**What is expected:** Every line of the records must be repeated exactly; pictures stay out.

**Dataset content:**
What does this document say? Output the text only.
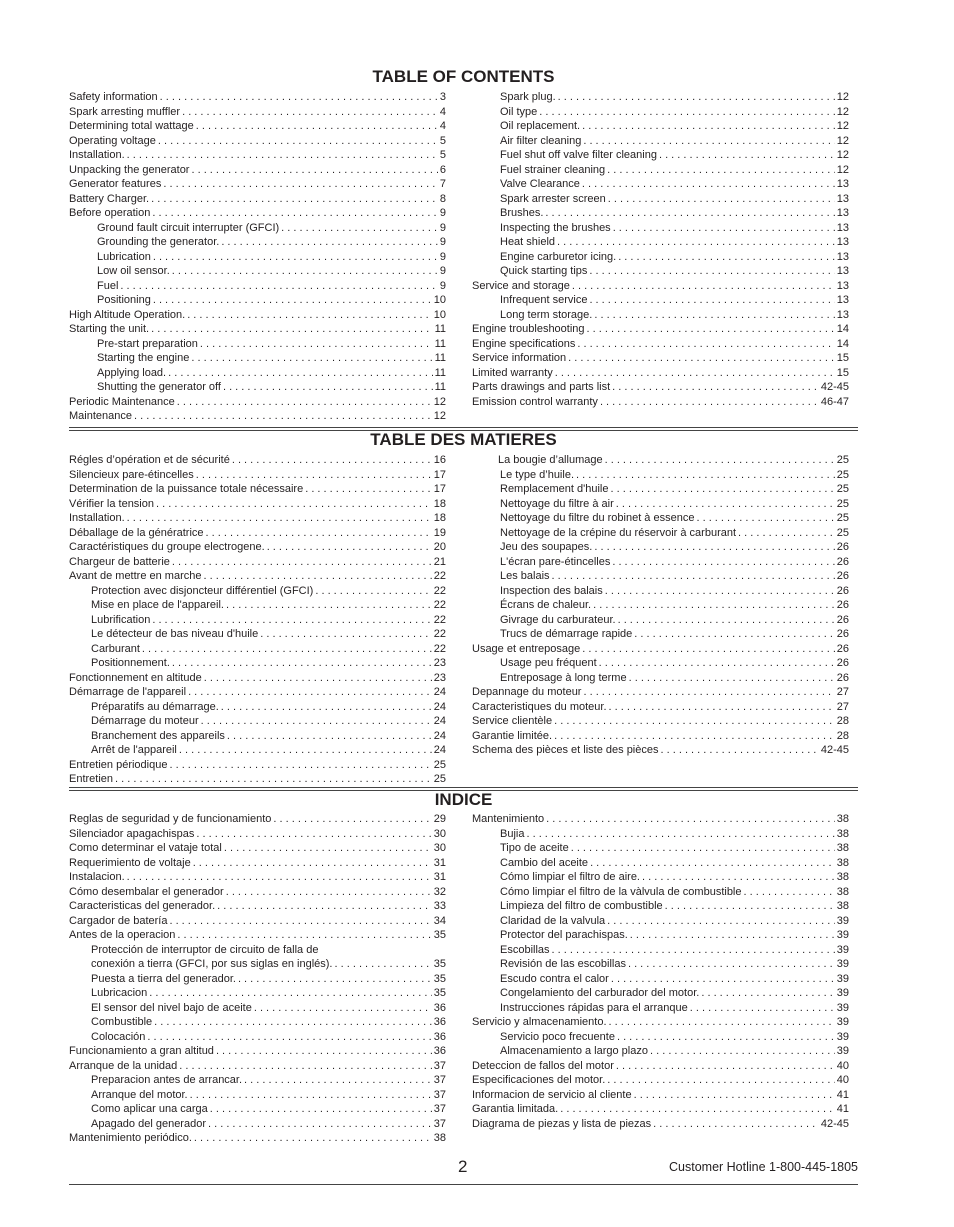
TABLE OF CONTENTS
Safety information . . .	3
Spark arresting muffler . . .	4
Determining total wattage . . .	4
Operating voltage . . .	5
Installation. . . .	5
Unpacking the generator . . .	6
Generator features . . .	7
Battery Charger. . . .	8
Before operation . . .	9
Ground fault circuit interrupter (GFCI) . . .	9
Grounding the generator. . . .	9
Lubrication . . .	9
Low oil sensor. . . .	9
Fuel . . .	9
Positioning . . .	10
High Altitude Operation. . . .	10
Starting the unit. . . .	11
Pre-start preparation . . .	11
Starting the engine . . .	11
Applying load. . . .	11
Shutting the generator off . . .	11
Periodic Maintenance . . .	12
Maintenance . . .	12
Spark plug. . . .	12
Oil type . . .	12
Oil replacement. . . .	12
Air filter cleaning . . .	12
Fuel shut off valve filter cleaning . . .	12
Fuel strainer cleaning . . .	12
Valve Clearance . . .	13
Spark arrester screen . . .	13
Brushes. . . .	13
Inspecting the brushes . . .	13
Heat shield . . .	13
Engine carburetor icing. . . .	13
Quick starting tips . . .	13
Service and storage . . .	13
Infrequent service . . .	13
Long term storage. . . .	13
Engine troubleshooting . . .	14
Engine specifications . . .	14
Service information . . .	15
Limited warranty . . .	15
Parts drawings and parts list . . .	42-45
Emission control warranty . . .	46-47
TABLE DES MATIERES
Régles d’opération et de sécurité . . .	16
Silencieux pare-étincelles . . .	17
Determination de la puissance totale nécessaire . . .	17
Vérifier la tension . . .	18
Installation. . . .	18
Déballage de la génératrice . . .	19
Caractéristiques du groupe electrogene. . . .	20
Chargeur de batterie . . .	21
Avant de mettre en marche . . .	22
Protection avec disjoncteur différentiel (GFCI) . . .	22
Mise en place de l'appareil. . . .	22
Lubrification . . .	22
Le détecteur de bas niveau d'huile . . .	22
Carburant . . .	22
Positionnement. . . .	23
Fonctionnement en altitude . . .	23
Démarrage de l'appareil . . .	24
Préparatifs au démarrage. . . .	24
Démarrage du moteur . . .	24
Branchement des appareils . . .	24
Arrêt de l'appareil . . .	24
Entretien périodique . . .	25
Entretien . . .	25
La bougie d’allumage . . .	25
Le type d’huile. . . .	25
Remplacement d'huile . . .	25
Nettoyage du filtre à air . . .	25
Nettoyage du filtre du robinet à essence . . .	25
Nettoyage de la crépine du réservoir à carburant . . .	25
Jeu des soupapes. . . .	26
L'écran pare-étincelles . . .	26
Les balais . . .	26
Inspection des balais . . .	26
Écrans de chaleur. . . .	26
Givrage du carburateur. . . .	26
Trucs de démarrage rapide . . .	26
Usage et entreposage . . .	26
Usage peu fréquent . . .	26
Entreposage à long terme . . .	26
Depannage du moteur . . .	27
Caracteristiques du moteur. . . .	27
Service clientèle . . .	28
Garantie limitée. . . .	28
Schema des pièces et liste des pièces . . .	42-45
INDICE
Reglas de seguridad y de funcionamiento . . .	29
Silenciador apagachispas . . .	30
Como determinar el vataje total . . .	30
Requerimiento de voltaje . . .	31
Instalacion. . . .	31
Cómo desembalar el generador . . .	32
Caracteristicas del generador. . . .	33
Cargador de batería . . .	34
Antes de la operacion . . .	35
Protección de interruptor de circuito de falla de
conexión a tierra (GFCI, por sus siglas en inglés). . . .	35
Puesta a tierra del generador. . . .	35
Lubricacion . . .	35
El sensor del nivel bajo de aceite . . .	36
Combustible . . .	36
Colocación . . .	36
Funcionamiento a gran altitud . . .	36
Arranque de la unidad . . .	37
Preparacion antes de arrancar. . . .	37
Arranque del motor. . . .	37
Como aplicar una carga . . .	37
Apagado del generador . . .	37
Mantenimiento periódico. . . .	38
Mantenimiento . . .	38
Bujia . . .	38
Tipo de aceite . . .	38
Cambio del aceite . . .	38
Cómo limpiar el filtro de aire. . . .	38
Cómo limpiar el filtro de la vàlvula de combustible . . .	38
Limpieza del filtro de combustible . . .	38
Claridad de la valvula . . .	39
Protector del parachispas. . . .	39
Escobillas . . .	39
Revisión de las escobillas . . .	39
Escudo contra el calor . . .	39
Congelamiento del carburador del motor. . . .	39
Instrucciones rápidas para el arranque . . .	39
Servicio y almacenamiento. . . .	39
Servicio poco frecuente . . .	39
Almacenamiento a largo plazo . . .	39
Deteccion de fallos del motor . . .	40
Especificaciones del motor. . . .	40
Informacion de servicio al cliente . . .	41
Garantia limitada. . . .	41
Diagrama de piezas y lista de piezas . . .	42-45
2	Customer Hotline 1-800-445-1805
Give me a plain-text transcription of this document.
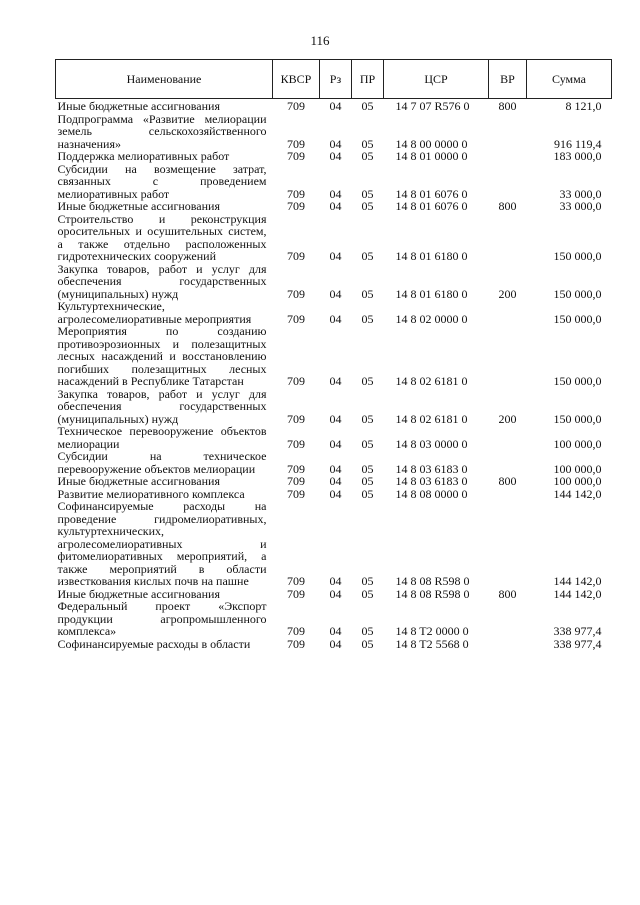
116
Наименование	КВСР	Рз	ПР	ЦСР	ВР	Сумма
Иные бюджетные ассигнования	709	04	05	14 7 07 R576 0	800	8 121,0
Подпрограмма «Развитие мелиорации земель сельскохозяйственного назначения»	709	04	05	14 8 00 0000 0		916 119,4
Поддержка мелиоративных работ	709	04	05	14 8 01 0000 0		183 000,0
Субсидии на возмещение затрат, связанных с проведением мелиоративных работ	709	04	05	14 8 01 6076 0		33 000,0
Иные бюджетные ассигнования	709	04	05	14 8 01 6076 0	800	33 000,0
Строительство и реконструкция оросительных и осушительных систем, а также отдельно расположенных гидротехнических сооружений	709	04	05	14 8 01 6180 0		150 000,0
Закупка товаров, работ и услуг для обеспечения государственных (муниципальных) нужд	709	04	05	14 8 01 6180 0	200	150 000,0
Культуртехнические, агролесомелиоративные мероприятия	709	04	05	14 8 02 0000 0		150 000,0
Мероприятия по созданию противоэрозионных и полезащитных лесных насаждений и восстановлению погибших полезащитных лесных насаждений в Республике Татарстан	709	04	05	14 8 02 6181 0		150 000,0
Закупка товаров, работ и услуг для обеспечения государственных (муниципальных) нужд	709	04	05	14 8 02 6181 0	200	150 000,0
Техническое перевооружение объектов мелиорации	709	04	05	14 8 03 0000 0		100 000,0
Субсидии на техническое перевооружение объектов мелиорации	709	04	05	14 8 03 6183 0		100 000,0
Иные бюджетные ассигнования	709	04	05	14 8 03 6183 0	800	100 000,0
Развитие мелиоративного комплекса	709	04	05	14 8 08 0000 0		144 142,0
Софинансируемые расходы на проведение гидромелиоративных, культуртехнических, агролесомелиоративных и фитомелиоративных мероприятий, а также мероприятий в области известкования кислых почв на пашне	709	04	05	14 8 08 R598 0		144 142,0
Иные бюджетные ассигнования	709	04	05	14 8 08 R598 0	800	144 142,0
Федеральный проект «Экспорт продукции агропромышленного комплекса»	709	04	05	14 8 T2 0000 0		338 977,4
Софинансируемые расходы в области	709	04	05	14 8 T2 5568 0		338 977,4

**Reply:**
What does this document say? Output the text only.
TABLE OF CONTENTS
Safety information . . .	3
Spark arresting muffler . . .	4
Determining total wattage . . .	4
Operating voltage . . .	5
Installation. . . .	5
Unpacking the generator . . .	6
Generator features . . .	7
Battery Charger. . . .	8
Before operation . . .	9
Ground fault circuit interrupter (GFCI) . . .	9
Grounding the generator. . . .	9
Lubrication . . .	9
Low oil sensor. . . .	9
Fuel . . .	9
Positioning . . .	10
High Altitude Operation. . . .	10
Starting the unit. . . .	11
Pre-start preparation . . .	11
Starting the engine . . .	11
Applying load. . . .	11
Shutting the generator off . . .	11
Periodic Maintenance . . .	12
Maintenance . . .	12
Spark plug. . . .	12
Oil type . . .	12
Oil replacement. . . .	12
Air filter cleaning . . .	12
Fuel shut off valve filter cleaning . . .	12
Fuel strainer cleaning . . .	12
Valve Clearance . . .	13
Spark arrester screen . . .	13
Brushes. . . .	13
Inspecting the brushes . . .	13
Heat shield . . .	13
Engine carburetor icing. . . .	13
Quick starting tips . . .	13
Service and storage . . .	13
Infrequent service . . .	13
Long term storage. . . .	13
Engine troubleshooting . . .	14
Engine specifications . . .	14
Service information . . .	15
Limited warranty . . .	15
Parts drawings and parts list . . .	42-45
Emission control warranty . . .	46-47
TABLE DES MATIERES
Régles d’opération et de sécurité . . .	16
Silencieux pare-étincelles . . .	17
Determination de la puissance totale nécessaire . . .	17
Vérifier la tension . . .	18
Installation. . . .	18
Déballage de la génératrice . . .	19
Caractéristiques du groupe electrogene. . . .	20
Chargeur de batterie . . .	21
Avant de mettre en marche . . .	22
Protection avec disjoncteur différentiel (GFCI) . . .	22
Mise en place de l'appareil. . . .	22
Lubrification . . .	22
Le détecteur de bas niveau d'huile . . .	22
Carburant . . .	22
Positionnement. . . .	23
Fonctionnement en altitude . . .	23
Démarrage de l'appareil . . .	24
Préparatifs au démarrage. . . .	24
Démarrage du moteur . . .	24
Branchement des appareils . . .	24
Arrêt de l'appareil . . .	24
Entretien périodique . . .	25
Entretien . . .	25
La bougie d’allumage . . .	25
Le type d’huile. . . .	25
Remplacement d'huile . . .	25
Nettoyage du filtre à air . . .	25
Nettoyage du filtre du robinet à essence . . .	25
Nettoyage de la crépine du réservoir à carburant . . .	25
Jeu des soupapes. . . .	26
L'écran pare-étincelles . . .	26
Les balais . . .	26
Inspection des balais . . .	26
Écrans de chaleur. . . .	26
Givrage du carburateur. . . .	26
Trucs de démarrage rapide . . .	26
Usage et entreposage . . .	26
Usage peu fréquent . . .	26
Entreposage à long terme . . .	26
Depannage du moteur . . .	27
Caracteristiques du moteur. . . .	27
Service clientèle . . .	28
Garantie limitée. . . .	28
Schema des pièces et liste des pièces . . .	42-45
INDICE
Reglas de seguridad y de funcionamiento . . .	29
Silenciador apagachispas . . .	30
Como determinar el vataje total . . .	30
Requerimiento de voltaje . . .	31
Instalacion. . . .	31
Cómo desembalar el generador . . .	32
Caracteristicas del generador. . . .	33
Cargador de batería . . .	34
Antes de la operacion . . .	35
Protección de interruptor de circuito de falla de
conexión a tierra (GFCI, por sus siglas en inglés). . . .	35
Puesta a tierra del generador. . . .	35
Lubricacion . . .	35
El sensor del nivel bajo de aceite . . .	36
Combustible . . .	36
Colocación . . .	36
Funcionamiento a gran altitud . . .	36
Arranque de la unidad . . .	37
Preparacion antes de arrancar. . . .	37
Arranque del motor. . . .	37
Como aplicar una carga . . .	37
Apagado del generador . . .	37
Mantenimiento periódico. . . .	38
Mantenimiento . . .	38
Bujia . . .	38
Tipo de aceite . . .	38
Cambio del aceite . . .	38
Cómo limpiar el filtro de aire. . . .	38
Cómo limpiar el filtro de la vàlvula de combustible . . .	38
Limpieza del filtro de combustible . . .	38
Claridad de la valvula . . .	39
Protector del parachispas. . . .	39
Escobillas . . .	39
Revisión de las escobillas . . .	39
Escudo contra el calor . . .	39
Congelamiento del carburador del motor. . . .	39
Instrucciones rápidas para el arranque . . .	39
Servicio y almacenamiento. . . .	39
Servicio poco frecuente . . .	39
Almacenamiento a largo plazo . . .	39
Deteccion de fallos del motor . . .	40
Especificaciones del motor. . . .	40
Informacion de servicio al cliente . . .	41
Garantia limitada. . . .	41
Diagrama de piezas y lista de piezas . . .	42-45
2	Customer Hotline 1-800-445-1805
Give me a plain-text transcription of this document.
116
Наименование	КВСР	Рз	ПР	ЦСР	ВР	Сумма
Иные бюджетные ассигнования	709	04	05	14 7 07 R576 0	800	8 121,0
Подпрограмма «Развитие мелиорации земель сельскохозяйственного назначения»	709	04	05	14 8 00 0000 0		916 119,4
Поддержка мелиоративных работ	709	04	05	14 8 01 0000 0		183 000,0
Субсидии на возмещение затрат, связанных с проведением мелиоративных работ	709	04	05	14 8 01 6076 0		33 000,0
Иные бюджетные ассигнования	709	04	05	14 8 01 6076 0	800	33 000,0
Строительство и реконструкция оросительных и осушительных систем, а также отдельно расположенных гидротехнических сооружений	709	04	05	14 8 01 6180 0		150 000,0
Закупка товаров, работ и услуг для обеспечения государственных (муниципальных) нужд	709	04	05	14 8 01 6180 0	200	150 000,0
Культуртехнические, агролесомелиоративные мероприятия	709	04	05	14 8 02 0000 0		150 000,0
Мероприятия по созданию противоэрозионных и полезащитных лесных насаждений и восстановлению погибших полезащитных лесных насаждений в Республике Татарстан	709	04	05	14 8 02 6181 0		150 000,0
Закупка товаров, работ и услуг для обеспечения государственных (муниципальных) нужд	709	04	05	14 8 02 6181 0	200	150 000,0
Техническое перевооружение объектов мелиорации	709	04	05	14 8 03 0000 0		100 000,0
Субсидии на техническое перевооружение объектов мелиорации	709	04	05	14 8 03 6183 0		100 000,0
Иные бюджетные ассигнования	709	04	05	14 8 03 6183 0	800	100 000,0
Развитие мелиоративного комплекса	709	04	05	14 8 08 0000 0		144 142,0
Софинансируемые расходы на проведение гидромелиоративных, культуртехнических, агролесомелиоративных и фитомелиоративных мероприятий, а также мероприятий в области известкования кислых почв на пашне	709	04	05	14 8 08 R598 0		144 142,0
Иные бюджетные ассигнования	709	04	05	14 8 08 R598 0	800	144 142,0
Федеральный проект «Экспорт продукции агропромышленного комплекса»	709	04	05	14 8 T2 0000 0		338 977,4
Софинансируемые расходы в области	709	04	05	14 8 T2 5568 0		338 977,4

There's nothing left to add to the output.